CHALLENGE
Track down every line below that holds "structured" and copy it.

——————————

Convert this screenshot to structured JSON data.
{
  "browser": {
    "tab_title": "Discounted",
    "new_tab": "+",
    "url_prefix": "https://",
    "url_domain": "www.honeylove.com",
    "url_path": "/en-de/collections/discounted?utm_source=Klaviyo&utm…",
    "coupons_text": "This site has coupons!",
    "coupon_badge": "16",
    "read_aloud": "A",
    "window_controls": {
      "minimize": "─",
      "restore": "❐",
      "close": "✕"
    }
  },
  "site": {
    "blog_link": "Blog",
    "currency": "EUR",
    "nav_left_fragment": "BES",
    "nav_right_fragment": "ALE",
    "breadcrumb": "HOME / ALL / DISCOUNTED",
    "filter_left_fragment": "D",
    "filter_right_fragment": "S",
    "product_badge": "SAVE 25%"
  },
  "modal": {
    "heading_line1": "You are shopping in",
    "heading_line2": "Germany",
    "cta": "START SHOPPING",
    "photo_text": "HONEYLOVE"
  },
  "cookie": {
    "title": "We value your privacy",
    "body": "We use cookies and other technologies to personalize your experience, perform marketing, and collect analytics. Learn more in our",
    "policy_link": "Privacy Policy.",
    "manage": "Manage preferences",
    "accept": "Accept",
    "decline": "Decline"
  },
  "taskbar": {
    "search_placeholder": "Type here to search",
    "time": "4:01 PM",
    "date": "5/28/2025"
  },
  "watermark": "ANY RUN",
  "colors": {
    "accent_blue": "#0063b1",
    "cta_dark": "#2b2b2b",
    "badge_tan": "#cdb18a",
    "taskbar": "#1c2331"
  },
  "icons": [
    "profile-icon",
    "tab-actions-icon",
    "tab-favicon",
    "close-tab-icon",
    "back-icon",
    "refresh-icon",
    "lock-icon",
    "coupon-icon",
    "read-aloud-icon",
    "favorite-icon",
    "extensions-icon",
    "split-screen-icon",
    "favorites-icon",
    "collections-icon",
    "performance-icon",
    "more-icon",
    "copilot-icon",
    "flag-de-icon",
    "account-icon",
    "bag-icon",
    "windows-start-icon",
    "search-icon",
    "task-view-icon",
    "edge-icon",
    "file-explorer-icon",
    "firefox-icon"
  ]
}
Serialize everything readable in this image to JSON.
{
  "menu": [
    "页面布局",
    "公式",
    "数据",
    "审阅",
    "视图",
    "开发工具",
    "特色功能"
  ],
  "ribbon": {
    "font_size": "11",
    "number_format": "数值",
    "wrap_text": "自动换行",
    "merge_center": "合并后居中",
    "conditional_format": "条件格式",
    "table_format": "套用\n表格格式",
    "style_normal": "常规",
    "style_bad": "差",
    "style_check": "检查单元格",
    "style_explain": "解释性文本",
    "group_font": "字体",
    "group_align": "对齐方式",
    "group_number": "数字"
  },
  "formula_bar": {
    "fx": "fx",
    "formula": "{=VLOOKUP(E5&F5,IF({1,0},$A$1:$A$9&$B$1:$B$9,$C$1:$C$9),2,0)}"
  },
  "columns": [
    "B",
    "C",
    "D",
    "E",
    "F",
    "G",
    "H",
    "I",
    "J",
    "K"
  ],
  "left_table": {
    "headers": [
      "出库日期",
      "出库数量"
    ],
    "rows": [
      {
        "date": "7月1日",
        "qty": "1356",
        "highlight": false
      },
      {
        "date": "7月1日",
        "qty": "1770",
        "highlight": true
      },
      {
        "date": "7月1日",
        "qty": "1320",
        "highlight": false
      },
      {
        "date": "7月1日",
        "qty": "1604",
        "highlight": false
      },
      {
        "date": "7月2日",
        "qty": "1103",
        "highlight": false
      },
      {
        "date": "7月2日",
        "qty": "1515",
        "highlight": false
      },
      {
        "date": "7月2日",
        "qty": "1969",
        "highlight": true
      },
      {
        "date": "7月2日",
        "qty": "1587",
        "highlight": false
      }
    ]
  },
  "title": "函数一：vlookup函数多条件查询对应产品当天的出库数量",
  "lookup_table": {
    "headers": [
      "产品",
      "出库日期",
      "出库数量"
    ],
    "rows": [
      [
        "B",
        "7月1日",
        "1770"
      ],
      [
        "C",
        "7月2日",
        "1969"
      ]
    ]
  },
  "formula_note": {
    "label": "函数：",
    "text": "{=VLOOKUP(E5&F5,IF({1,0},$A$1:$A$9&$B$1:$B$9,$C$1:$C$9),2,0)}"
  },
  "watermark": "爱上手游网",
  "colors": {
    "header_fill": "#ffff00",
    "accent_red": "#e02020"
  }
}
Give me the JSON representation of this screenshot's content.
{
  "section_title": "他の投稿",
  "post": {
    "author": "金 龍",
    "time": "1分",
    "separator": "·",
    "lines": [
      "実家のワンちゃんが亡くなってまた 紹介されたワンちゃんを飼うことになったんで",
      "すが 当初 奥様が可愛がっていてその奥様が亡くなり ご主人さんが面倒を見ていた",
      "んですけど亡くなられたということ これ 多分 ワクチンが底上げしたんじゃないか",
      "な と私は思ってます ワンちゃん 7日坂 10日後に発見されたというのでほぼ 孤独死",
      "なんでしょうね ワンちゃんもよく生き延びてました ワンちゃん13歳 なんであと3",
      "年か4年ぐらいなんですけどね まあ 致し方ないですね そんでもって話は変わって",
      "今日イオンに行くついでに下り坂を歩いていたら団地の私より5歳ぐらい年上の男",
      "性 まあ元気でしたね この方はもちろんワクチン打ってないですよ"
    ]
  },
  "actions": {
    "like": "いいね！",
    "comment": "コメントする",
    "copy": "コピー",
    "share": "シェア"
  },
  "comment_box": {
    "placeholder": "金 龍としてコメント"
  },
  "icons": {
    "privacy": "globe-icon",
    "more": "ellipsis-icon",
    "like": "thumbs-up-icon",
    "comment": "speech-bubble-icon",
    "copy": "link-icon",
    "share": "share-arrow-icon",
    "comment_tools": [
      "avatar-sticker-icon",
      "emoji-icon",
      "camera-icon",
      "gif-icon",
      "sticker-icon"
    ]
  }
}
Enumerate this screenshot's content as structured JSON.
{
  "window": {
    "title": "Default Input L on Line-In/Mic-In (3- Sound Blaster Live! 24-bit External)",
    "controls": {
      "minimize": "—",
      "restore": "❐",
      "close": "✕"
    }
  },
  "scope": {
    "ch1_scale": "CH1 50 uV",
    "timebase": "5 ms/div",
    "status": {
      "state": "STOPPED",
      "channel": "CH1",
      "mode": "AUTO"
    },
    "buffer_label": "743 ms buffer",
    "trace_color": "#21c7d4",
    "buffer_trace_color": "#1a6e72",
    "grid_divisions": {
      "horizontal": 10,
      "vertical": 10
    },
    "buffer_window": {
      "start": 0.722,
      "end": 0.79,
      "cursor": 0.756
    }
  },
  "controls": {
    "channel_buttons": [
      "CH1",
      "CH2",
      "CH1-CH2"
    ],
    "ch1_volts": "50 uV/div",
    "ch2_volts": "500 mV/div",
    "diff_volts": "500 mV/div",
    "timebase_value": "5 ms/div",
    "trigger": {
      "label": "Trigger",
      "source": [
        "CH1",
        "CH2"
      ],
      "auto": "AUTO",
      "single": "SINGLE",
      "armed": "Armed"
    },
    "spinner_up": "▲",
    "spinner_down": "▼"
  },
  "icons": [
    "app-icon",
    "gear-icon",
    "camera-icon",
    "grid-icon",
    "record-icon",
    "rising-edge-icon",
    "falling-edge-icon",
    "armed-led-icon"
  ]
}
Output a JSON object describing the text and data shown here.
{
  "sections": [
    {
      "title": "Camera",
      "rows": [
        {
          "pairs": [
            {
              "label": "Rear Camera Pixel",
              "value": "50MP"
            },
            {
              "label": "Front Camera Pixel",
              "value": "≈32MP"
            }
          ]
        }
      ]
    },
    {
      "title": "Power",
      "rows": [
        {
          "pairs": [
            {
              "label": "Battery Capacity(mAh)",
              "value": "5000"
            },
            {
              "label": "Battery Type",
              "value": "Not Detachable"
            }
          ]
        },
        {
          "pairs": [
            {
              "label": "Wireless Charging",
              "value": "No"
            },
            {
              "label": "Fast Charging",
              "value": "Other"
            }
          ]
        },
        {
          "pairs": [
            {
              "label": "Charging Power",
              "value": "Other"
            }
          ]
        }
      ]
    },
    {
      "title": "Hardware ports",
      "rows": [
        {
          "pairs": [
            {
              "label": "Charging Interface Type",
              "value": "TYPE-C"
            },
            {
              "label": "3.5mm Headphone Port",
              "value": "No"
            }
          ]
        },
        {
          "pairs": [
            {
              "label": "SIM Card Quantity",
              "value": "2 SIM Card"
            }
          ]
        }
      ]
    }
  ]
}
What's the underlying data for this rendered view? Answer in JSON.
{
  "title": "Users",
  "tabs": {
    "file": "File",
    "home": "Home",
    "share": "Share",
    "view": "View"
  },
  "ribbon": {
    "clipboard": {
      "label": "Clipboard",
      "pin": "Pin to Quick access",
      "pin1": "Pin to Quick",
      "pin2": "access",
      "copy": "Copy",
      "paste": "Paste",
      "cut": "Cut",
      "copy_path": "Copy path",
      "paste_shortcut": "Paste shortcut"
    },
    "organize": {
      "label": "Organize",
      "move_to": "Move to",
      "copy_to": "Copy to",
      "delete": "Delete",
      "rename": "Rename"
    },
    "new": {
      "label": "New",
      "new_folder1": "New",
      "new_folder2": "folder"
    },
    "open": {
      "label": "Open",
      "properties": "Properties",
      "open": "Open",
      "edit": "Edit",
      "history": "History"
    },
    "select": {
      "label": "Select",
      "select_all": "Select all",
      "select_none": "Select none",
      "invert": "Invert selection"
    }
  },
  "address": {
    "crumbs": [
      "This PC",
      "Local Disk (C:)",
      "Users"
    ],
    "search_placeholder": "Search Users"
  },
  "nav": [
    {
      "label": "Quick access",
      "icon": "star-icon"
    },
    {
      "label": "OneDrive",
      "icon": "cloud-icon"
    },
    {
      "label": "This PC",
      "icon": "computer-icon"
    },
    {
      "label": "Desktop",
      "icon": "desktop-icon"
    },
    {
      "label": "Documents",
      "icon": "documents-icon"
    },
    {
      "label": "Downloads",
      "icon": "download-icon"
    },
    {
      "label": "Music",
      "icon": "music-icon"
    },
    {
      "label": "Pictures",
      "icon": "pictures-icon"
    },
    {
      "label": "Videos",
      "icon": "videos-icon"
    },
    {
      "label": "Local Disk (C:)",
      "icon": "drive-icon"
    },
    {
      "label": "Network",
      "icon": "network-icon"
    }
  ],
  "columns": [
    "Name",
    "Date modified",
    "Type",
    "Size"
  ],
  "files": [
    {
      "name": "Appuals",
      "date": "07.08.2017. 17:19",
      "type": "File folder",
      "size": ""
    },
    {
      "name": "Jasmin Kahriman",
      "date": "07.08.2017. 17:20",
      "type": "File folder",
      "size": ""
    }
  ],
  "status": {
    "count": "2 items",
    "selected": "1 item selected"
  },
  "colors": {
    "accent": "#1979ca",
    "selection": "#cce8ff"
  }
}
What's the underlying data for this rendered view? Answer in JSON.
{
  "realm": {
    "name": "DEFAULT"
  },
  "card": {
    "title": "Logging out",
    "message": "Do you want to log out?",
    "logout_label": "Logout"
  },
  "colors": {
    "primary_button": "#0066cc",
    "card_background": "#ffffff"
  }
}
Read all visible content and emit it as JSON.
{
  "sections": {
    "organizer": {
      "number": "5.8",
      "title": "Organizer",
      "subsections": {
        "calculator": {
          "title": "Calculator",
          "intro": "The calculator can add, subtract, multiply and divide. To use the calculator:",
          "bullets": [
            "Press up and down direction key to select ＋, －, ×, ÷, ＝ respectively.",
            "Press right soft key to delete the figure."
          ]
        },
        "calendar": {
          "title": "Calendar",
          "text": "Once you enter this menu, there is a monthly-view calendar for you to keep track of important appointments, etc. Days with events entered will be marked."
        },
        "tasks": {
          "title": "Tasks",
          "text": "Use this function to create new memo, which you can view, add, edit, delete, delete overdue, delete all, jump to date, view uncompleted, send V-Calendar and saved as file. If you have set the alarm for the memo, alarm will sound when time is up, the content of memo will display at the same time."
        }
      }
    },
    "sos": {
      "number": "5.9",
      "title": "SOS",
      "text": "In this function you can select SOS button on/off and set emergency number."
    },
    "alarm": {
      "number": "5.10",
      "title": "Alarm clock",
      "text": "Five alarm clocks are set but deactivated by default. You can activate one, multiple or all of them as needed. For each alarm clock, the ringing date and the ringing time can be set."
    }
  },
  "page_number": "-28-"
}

——————————

CORRECT OUTPUT
Convert this screenshot to structured JSON data.
Enumerate this screenshot's content as structured JSON.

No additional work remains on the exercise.